## start DATA LISTING

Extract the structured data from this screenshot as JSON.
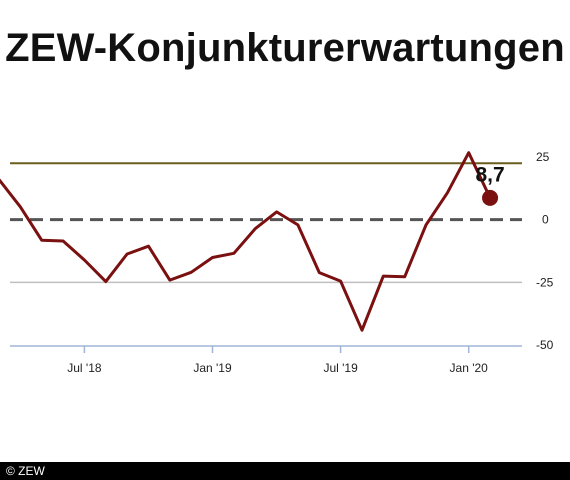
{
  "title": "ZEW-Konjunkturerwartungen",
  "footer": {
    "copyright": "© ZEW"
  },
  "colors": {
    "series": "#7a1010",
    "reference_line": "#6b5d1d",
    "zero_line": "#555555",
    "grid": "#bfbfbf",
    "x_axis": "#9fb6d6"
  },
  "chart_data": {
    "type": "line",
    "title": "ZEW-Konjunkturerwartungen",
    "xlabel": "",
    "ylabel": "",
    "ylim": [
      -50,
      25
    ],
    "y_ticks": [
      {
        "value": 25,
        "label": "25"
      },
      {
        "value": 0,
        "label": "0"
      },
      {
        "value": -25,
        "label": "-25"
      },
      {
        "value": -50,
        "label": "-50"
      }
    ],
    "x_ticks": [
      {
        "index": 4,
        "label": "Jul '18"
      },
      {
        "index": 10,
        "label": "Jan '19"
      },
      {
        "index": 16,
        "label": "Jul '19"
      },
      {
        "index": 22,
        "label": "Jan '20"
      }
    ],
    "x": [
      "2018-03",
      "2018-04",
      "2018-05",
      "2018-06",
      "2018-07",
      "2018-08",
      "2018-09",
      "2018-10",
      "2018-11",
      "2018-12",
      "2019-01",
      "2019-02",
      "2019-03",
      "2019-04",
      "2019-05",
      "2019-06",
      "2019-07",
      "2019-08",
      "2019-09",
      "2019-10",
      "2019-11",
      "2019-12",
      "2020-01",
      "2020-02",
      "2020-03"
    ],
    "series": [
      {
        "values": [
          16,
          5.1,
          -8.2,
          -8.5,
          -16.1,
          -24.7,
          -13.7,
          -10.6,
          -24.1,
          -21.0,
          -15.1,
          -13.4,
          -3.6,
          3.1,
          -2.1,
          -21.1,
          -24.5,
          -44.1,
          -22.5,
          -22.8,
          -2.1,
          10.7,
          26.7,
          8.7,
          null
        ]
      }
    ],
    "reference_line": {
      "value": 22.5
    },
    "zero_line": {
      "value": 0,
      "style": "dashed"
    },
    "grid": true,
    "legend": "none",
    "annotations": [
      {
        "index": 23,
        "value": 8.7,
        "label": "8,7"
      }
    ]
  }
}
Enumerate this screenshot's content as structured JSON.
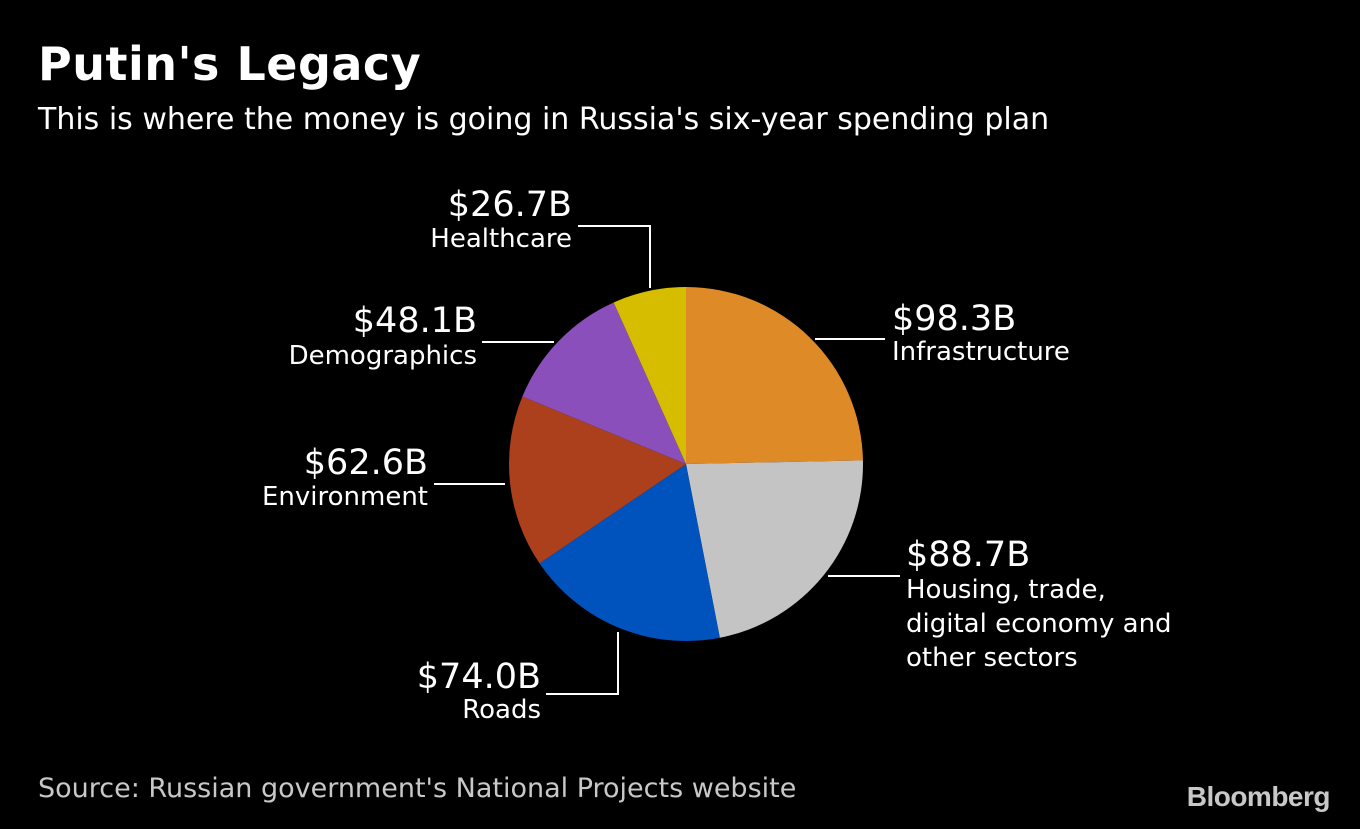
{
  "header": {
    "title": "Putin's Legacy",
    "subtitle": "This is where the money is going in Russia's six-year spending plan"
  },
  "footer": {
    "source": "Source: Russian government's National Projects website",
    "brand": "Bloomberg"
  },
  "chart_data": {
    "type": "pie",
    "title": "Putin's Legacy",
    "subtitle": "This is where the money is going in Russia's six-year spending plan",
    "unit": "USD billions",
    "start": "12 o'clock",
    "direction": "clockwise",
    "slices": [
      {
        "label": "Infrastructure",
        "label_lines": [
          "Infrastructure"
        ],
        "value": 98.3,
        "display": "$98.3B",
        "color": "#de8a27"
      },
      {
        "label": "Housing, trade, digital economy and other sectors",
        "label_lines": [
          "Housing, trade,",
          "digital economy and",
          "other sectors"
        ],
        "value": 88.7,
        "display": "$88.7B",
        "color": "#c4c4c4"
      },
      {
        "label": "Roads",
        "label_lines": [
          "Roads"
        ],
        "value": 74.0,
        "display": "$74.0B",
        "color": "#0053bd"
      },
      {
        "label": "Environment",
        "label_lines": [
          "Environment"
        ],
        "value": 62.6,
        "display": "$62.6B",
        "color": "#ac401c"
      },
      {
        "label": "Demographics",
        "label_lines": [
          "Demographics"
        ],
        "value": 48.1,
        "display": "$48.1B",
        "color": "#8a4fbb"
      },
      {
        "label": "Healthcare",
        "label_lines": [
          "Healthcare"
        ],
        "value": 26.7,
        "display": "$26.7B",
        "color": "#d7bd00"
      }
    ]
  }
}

## end DATA LISTING
## start DATA LISTING

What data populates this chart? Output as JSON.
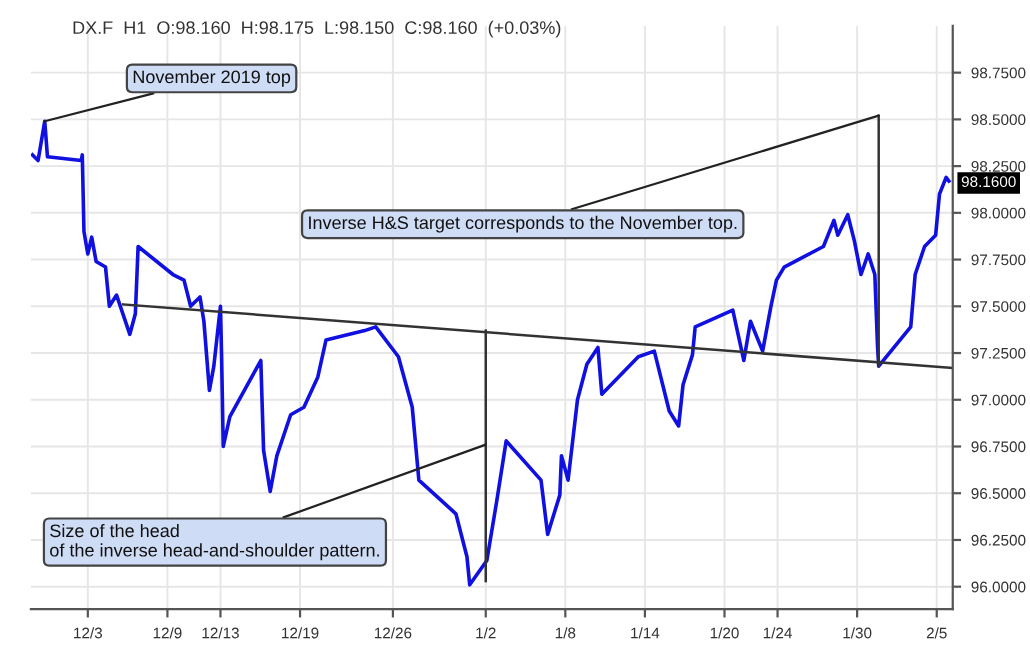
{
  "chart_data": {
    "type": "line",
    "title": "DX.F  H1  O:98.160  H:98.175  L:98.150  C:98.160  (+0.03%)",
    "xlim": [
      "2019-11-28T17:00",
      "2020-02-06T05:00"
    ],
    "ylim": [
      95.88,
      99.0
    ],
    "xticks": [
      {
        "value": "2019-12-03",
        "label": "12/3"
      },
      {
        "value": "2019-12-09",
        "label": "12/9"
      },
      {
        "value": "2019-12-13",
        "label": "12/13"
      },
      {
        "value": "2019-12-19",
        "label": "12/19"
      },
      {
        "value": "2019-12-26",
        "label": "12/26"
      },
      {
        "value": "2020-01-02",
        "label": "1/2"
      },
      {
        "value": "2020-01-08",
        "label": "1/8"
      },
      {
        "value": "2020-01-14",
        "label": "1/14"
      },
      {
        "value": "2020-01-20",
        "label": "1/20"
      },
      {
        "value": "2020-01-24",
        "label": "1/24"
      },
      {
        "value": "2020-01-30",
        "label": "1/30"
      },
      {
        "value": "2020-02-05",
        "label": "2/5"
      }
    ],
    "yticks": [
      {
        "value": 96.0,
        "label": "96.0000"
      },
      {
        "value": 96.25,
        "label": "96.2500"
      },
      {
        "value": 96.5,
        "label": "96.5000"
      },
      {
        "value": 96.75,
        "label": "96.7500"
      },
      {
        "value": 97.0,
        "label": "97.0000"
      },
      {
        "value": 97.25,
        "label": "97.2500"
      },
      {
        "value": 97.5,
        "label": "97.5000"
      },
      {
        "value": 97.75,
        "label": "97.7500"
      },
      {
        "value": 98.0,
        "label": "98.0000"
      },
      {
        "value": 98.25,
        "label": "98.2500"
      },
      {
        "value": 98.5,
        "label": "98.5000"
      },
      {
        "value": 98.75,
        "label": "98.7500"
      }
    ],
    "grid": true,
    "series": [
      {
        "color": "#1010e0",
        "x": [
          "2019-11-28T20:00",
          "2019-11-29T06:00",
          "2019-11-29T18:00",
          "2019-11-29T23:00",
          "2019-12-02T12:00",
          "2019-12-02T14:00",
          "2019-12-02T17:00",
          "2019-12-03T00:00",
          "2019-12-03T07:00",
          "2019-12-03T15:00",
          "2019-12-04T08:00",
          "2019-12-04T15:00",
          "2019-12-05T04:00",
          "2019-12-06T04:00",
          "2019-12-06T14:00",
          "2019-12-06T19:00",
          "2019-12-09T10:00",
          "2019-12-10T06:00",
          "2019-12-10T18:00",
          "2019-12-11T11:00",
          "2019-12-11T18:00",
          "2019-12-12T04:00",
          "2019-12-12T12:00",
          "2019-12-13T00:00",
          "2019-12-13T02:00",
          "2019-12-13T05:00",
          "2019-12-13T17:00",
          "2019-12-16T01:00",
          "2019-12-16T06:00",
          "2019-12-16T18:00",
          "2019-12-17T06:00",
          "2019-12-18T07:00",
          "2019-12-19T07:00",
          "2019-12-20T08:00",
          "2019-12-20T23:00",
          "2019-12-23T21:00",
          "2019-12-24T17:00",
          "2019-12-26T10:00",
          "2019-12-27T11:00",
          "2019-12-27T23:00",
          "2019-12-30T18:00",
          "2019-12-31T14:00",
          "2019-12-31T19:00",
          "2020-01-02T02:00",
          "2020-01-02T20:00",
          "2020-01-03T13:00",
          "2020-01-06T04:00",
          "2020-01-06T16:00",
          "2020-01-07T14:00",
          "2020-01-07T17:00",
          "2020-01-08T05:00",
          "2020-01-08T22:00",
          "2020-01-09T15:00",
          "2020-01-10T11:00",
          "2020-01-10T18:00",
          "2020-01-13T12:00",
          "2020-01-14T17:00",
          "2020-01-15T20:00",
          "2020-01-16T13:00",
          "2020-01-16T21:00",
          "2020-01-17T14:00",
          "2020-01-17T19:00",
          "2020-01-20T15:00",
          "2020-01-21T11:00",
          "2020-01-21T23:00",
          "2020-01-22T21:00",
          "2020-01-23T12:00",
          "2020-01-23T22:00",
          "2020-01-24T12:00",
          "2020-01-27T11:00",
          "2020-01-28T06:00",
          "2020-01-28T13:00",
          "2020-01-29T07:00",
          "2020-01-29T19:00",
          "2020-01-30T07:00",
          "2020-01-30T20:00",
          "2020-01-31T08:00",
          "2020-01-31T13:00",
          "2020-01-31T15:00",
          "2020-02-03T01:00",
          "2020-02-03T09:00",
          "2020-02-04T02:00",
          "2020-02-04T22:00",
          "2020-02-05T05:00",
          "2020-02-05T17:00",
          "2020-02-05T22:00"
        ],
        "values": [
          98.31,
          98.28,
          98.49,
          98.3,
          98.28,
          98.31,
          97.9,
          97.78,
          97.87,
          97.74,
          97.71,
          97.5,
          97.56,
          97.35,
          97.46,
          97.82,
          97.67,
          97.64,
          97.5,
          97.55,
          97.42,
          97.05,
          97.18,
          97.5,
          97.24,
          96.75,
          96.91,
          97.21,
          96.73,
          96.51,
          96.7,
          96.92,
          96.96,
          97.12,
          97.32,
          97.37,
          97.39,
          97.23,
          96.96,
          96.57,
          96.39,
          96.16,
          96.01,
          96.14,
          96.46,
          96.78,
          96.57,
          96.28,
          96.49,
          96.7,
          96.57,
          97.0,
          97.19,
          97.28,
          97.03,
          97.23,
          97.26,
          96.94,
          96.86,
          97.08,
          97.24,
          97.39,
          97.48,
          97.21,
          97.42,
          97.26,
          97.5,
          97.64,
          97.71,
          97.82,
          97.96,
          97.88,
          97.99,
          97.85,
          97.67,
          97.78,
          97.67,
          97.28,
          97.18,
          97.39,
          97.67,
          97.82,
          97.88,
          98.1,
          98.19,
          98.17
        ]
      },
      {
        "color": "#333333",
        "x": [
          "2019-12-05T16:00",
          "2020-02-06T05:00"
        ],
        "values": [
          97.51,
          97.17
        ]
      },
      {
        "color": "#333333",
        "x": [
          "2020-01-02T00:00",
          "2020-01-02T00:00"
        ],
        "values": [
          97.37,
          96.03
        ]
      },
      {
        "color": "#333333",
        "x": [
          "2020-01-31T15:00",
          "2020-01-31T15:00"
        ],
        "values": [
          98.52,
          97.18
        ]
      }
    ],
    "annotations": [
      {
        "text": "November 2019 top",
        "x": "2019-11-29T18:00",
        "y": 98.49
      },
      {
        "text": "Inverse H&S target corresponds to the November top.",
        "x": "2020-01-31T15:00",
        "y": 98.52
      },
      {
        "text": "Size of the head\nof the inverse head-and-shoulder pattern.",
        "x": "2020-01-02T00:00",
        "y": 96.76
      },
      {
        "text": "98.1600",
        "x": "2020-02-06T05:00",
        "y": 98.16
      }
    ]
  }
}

## end DATA LISTING

YOUR GOAL
Look through the entries above. Extract each line with the word "year".

EXPECTED OUTPUT
    "subtitle": "This is where the money is going in Russia's six-year spending plan"
    "subtitle": "This is where the money is going in Russia's six-year spending plan",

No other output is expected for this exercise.